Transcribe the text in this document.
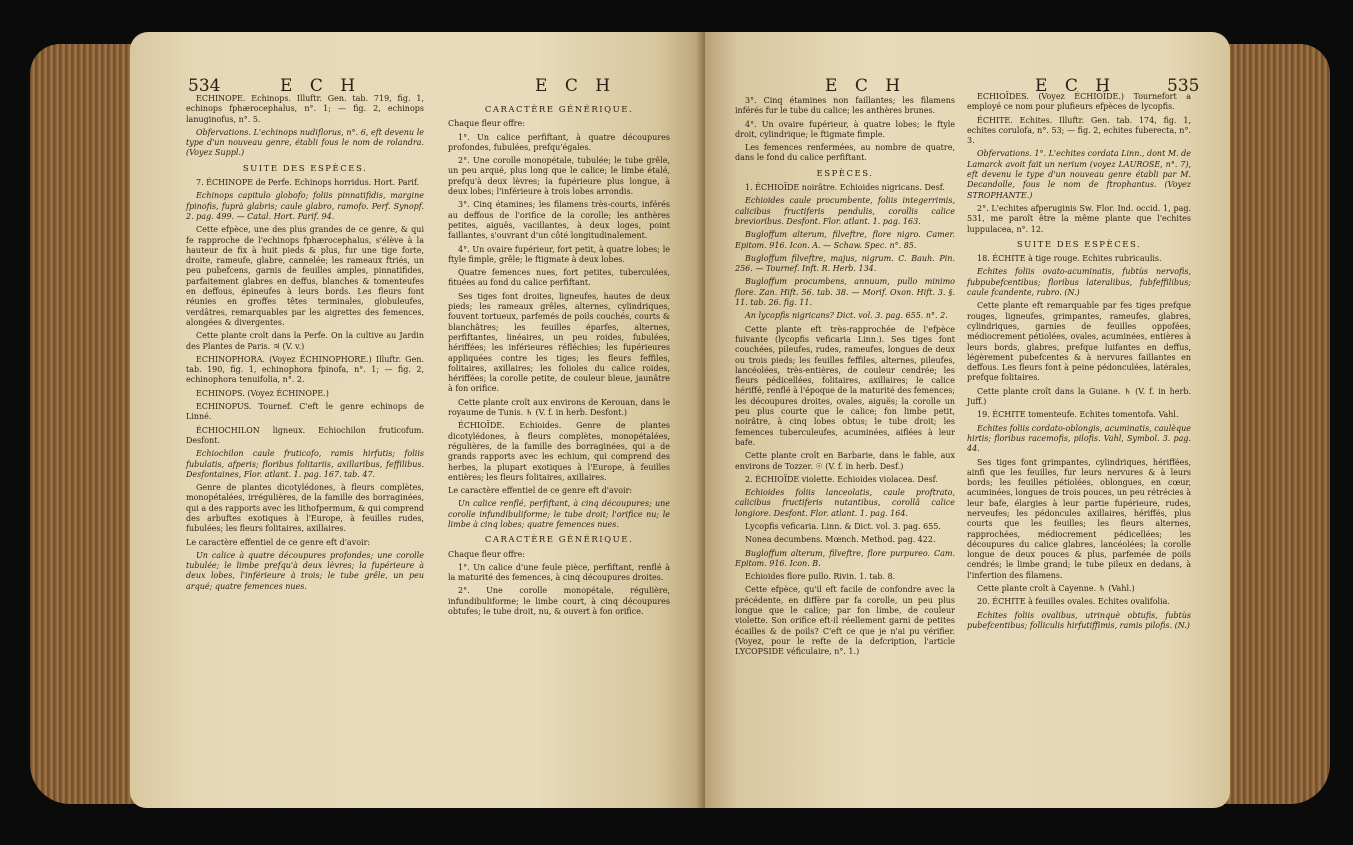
534	E C H	E C H

ECHINOPE. Echinops. Illuftr. Gen. tab. 719, fig. 1, echinops fphærocephalus, n°. 1; — fig. 2, echinops lanuginofus, n°. 5.

Obfervations. L'echinops nudiflorus, n°. 6, eft devenu le type d'un nouveau genre, établi fous le nom de rolandra. (Voyez Suppl.)

SUITE DES ESPÈCES.

7. ÉCHINOPE de Perfe. Echinops horridus. Hort. Parif.

Echinops capitulo globofo; foliis pinnatifidis, margine fpinofis, fuprà glabris; caule glabro, ramofo. Perf. Synopf. 2. pag. 499. — Catal. Hort. Parif. 94.

Cette efpèce, une des plus grandes de ce genre, & qui fe rapproche de l'echinops fphærocephalus, s'élève à la hauteur de fix à huit pieds & plus, fur une tige forte, droite, rameufe, glabre, cannelée; les rameaux ftriés, un peu pubefcens, garnis de feuilles amples, pinnatifides, parfaitement glabres en deffus, blanches & tomenteufes en deffous, épineufes à leurs bords. Les fleurs font réunies en groffes têtes terminales, globuleufes, verdâtres, remarquables par les aigrettes des femences, alongées & divergentes.

Cette plante croît dans la Perfe. On la cultive au Jardin des Plantes de Paris. ♃ (V. v.)

ECHINOPHORA. (Voyez ÉCHINOPHORE.) Illuftr. Gen. tab. 190, fig. 1, echinophora fpinofa, n°. 1; — fig. 2, echinophora tenuifolia, n°. 2.

ECHINOPS. (Voyez ÉCHINOPE.)

ECHINOPUS. Tournef. C'eft le genre echinops de Linné.

ÉCHIOCHILON ligneux. Echiochilon fruticofum. Desfont.

Echiochilon caule fruticofo, ramis hirfutis; foliis fubulatis, afperis; floribus folitariis, axillaribus, feffilibus. Desfontaines, Flor. atlant. 1. pag. 167. tab. 47.

Genre de plantes dicotylédones, à fleurs complètes, monopétalées, irrégulières, de la famille des borraginées, qui a des rapports avec les lithofpermum, & qui comprend des arbuftes exotiques à l'Europe, à feuilles rudes, fubulées; les fleurs folitaires, axillaires.

Le caractère effentiel de ce genre eft d'avoir:

Un calice à quatre découpures profondes; une corolle tubulée; le limbe prefqu'à deux lèvres; la fupérieure à deux lobes, l'inférieure à trois; le tube grêle, un peu arqué; quatre femences nues.

CARACTÈRE GÉNÉRIQUE.

Chaque fleur offre:

1°. Un calice perfiftant, à quatre découpures profondes, fubulées, prefqu'égales.

2°. Une corolle monopétale, tubulée; le tube grêle, un peu arqué, plus long que le calice; le limbe étalé, prefqu'à deux lèvres; la fupérieure plus longue, à deux lobes; l'inférieure à trois lobes arrondis.

3°. Cinq étamines; les filamens très-courts, inférés au deffous de l'orifice de la corolle; les anthères petites, aiguës, vacillantes, à deux loges, point faillantes, s'ouvrant d'un côté longitudinalement.

4°. Un ovaire fupérieur, fort petit, à quatre lobes; le ftyle fimple, grêle; le ftigmate à deux lobes.

Quatre femences nues, fort petites, tuberculées, fituées au fond du calice perfiftant.

Ses tiges font droites, ligneufes, hautes de deux pieds; les rameaux grêles, alternes, cylindriques, fouvent tortueux, parfemés de poils couchés, courts & blanchâtres; les feuilles éparfes, alternes, perfiftantes, linéaires, un peu roides, fubulées, hériffées; les inférieures réfléchies; les fupérieures appliquées contre les tiges; les fleurs feffiles, folitaires, axillaires; les folioles du calice roides, hériffées; la corolle petite, de couleur bleue, jaunâtre à fon orifice.

Cette plante croît aux environs de Kerouan, dans le royaume de Tunis. ♄ (V. f. in herb. Desfont.)

ÉCHIOÏDE. Echioides. Genre de plantes dicotylédones, à fleurs complètes, monopétalées, régulières, de la famille des borraginées, qui a de grands rapports avec les echium, qui comprend des herbes, la plupart exotiques à l'Europe, à feuilles entières; les fleurs folitaires, axillaires.

Le caractère effentiel de ce genre eft d'avoir:

Un calice renflé, perfiftant, à cinq découpures; une corolle infundibuliforme; le tube droit; l'orifice nu; le limbe à cinq lobes; quatre femences nues.

CARACTÈRE GÉNÉRIQUE.

Chaque fleur offre:

1°. Un calice d'une feule pièce, perfiftant, renflé à la maturité des femences, à cinq découpures droites.

2°. Une corolle monopétale, régulière, infundibuliforme; le limbe court, à cinq découpures obtufes; le tube droit, nu, & ouvert à fon orifice.

E C H	E C H	535

3°. Cinq étamines non faillantes; les filamens inférés fur le tube du calice; les anthères brunes.

4°. Un ovaire fupérieur, à quatre lobes; le ftyle droit, cylindrique; le ftigmate fimple.

Les femences renfermées, au nombre de quatre, dans le fond du calice perfiftant.

ESPÈCES.

1. ÉCHIOÏDE noirâtre. Echioides nigricans. Desf.

Echioides caule procumbente, foliis integerrimis, calicibus fructiferis pendulis, corollis calice brevioribus. Desfont. Flor. atlant. 1. pag. 163.

Bugloffum alterum, filveftre, flore nigro. Camer. Epitom. 916. Icon. A. — Schaw. Spec. n°. 85.

Bugloffum filveftre, majus, nigrum. C. Bauh. Pin. 256. — Tournef. Inft. R. Herb. 134.

Bugloffum procumbens, annuum, pullo minimo flore. Zan. Hift. 56. tab. 38. — Morif. Oxon. Hift. 3. §. 11. tab. 26. fig. 11.

An lycopfis nigricans? Dict. vol. 3. pag. 655. n°. 2.

Cette plante eft très-rapprochée de l'efpèce fuivante (lycopfis veficaria Linn.). Ses tiges font couchées, pileufes, rudes, rameufes, longues de deux ou trois pieds; les feuilles feffiles, alternes, pileufes, lancéolées, très-entières, de couleur cendrée; les fleurs pédicellées, folitaires, axillaires; le calice hériffé, renflé à l'époque de la maturité des femences; les découpures droites, ovales, aiguës; la corolle un peu plus courte que le calice; fon limbe petit, noirâtre, à cinq lobes obtus; le tube droit; les femences tuberculeufes, acuminées, aiflées à leur bafe.

Cette plante croît en Barbarie, dans le fable, aux environs de Tozzer. ☉ (V. f. in herb. Desf.)

2. ÉCHIOÏDE violette. Echioides violacea. Desf.

Echioides foliis lanceolatis, caule proftrato, calicibus fructiferis nutantibus, corollâ calice longiore. Desfont. Flor. atlant. 1. pag. 164.

Lycopfis veficaria. Linn. & Dict. vol. 3. pag. 655.

Nonea decumbens. Mœnch. Method. pag. 422.

Bugloffum alterum, filveftre, flore purpureo. Cam. Epitom. 916. Icon. B.

Echioides flore pullo. Rivin. 1. tab. 8.

Cette efpèce, qu'il eft facile de confondre avec la précédente, en diffère par fa corolle, un peu plus longue que le calice; par fon limbe, de couleur violette. Son orifice eft-il réellement garni de petites écailles & de poils? C'eft ce que je n'ai pu vérifier. (Voyez, pour le refte de la defcription, l'article LYCOPSIDE véficulaire, n°. 1.)

ECHIOÏDES. (Voyez ÉCHIOÏDE.) Tournefort a employé ce nom pour plufieurs efpèces de lycopfis.

ÉCHITE. Echites. Illuftr. Gen. tab. 174, fig. 1, echites corulofa, n°. 53; — fig. 2, echites fuberecta, n°. 3.

Obfervations. 1°. L'echites cordata Linn., dont M. de Lamarck avoit fait un nerium (voyez LAUROSE, n°. 7), eft devenu le type d'un nouveau genre établi par M. Decandolle, fous le nom de ftrophantus. (Voyez STROPHANTE.)

2°. L'echites afperuginis Sw. Flor. Ind. occid. 1, pag. 531, me paroît être la même plante que l'echites luppulacea, n°. 12.

SUITE DES ESPÈCES.

18. ÉCHITE à tige rouge. Echites rubricaulis.

Echites foliis ovato-acuminatis, fubtùs nervofis, fubpubefcentibus; floribus lateralibus, fubfeffilibus; caule fcandente, rubro. (N.)

Cette plante eft remarquable par fes tiges prefque rouges, ligneufes, grimpantes, rameufes, glabres, cylindriques, garnies de feuilles oppofées, médiocrement pétiolées, ovales, acuminées, entières à leurs bords, glabres, prefque luifantes en deffus, légèrement pubefcentes & à nervures faillantes en deffous. Les fleurs font à peine pédonculées, latérales, prefque folitaires.

Cette plante croît dans la Guiane. ♄ (V. f. in herb. Juff.)

19. ÉCHITE tomenteufe. Echites tomentofa. Vahl.

Echites foliis cordato-oblongis, acuminatis, caulèque hirtis; floribus racemofis, pilofis. Vahl, Symbol. 3. pag. 44.

Ses tiges font grimpantes, cylindriques, hériffées, ainfi que les feuilles, fur leurs nervures & à leurs bords; les feuilles pétiolées, oblongues, en cœur, acuminées, longues de trois pouces, un peu rétrécies à leur bafe, élargies à leur partie fupérieure, rudes, nerveufes; les pédoncules axillaires, hériffés, plus courts que les feuilles; les fleurs alternes, rapprochées, médiocrement pédicellées; les découpures du calice glabres, lancéolées; la corolle longue de deux pouces & plus, parfemée de poils cendrés; le limbe grand; le tube pileux en dedans, à l'infertion des filamens.

Cette plante croît à Cayenne. ♄ (Vahl.)

20. ÉCHITE à feuilles ovales. Echites ovalifolia.

Echites foliis ovalibus, utrinquè obtufis, fubtùs pubefcentibus; folliculis hirfutiffimis, ramis pilofis. (N.)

══════════

=== GIVEN PROBLEM ===
Where a line above holds the string "atlant", show that line.

=== RESPONSE ===
Echiochilon caule fruticofo, ramis hirfutis; foliis fubulatis, afperis; floribus folitariis, axillaribus, feffilibus. Desfontaines, Flor. atlant. 1. pag. 167. tab. 47.
Echioides caule procumbente, foliis integerrimis, calicibus fructiferis pendulis, corollis calice brevioribus. Desfont. Flor. atlant. 1. pag. 163.
Echioides foliis lanceolatis, caule proftrato, calicibus fructiferis nutantibus, corollâ calice longiore. Desfont. Flor. atlant. 1. pag. 164.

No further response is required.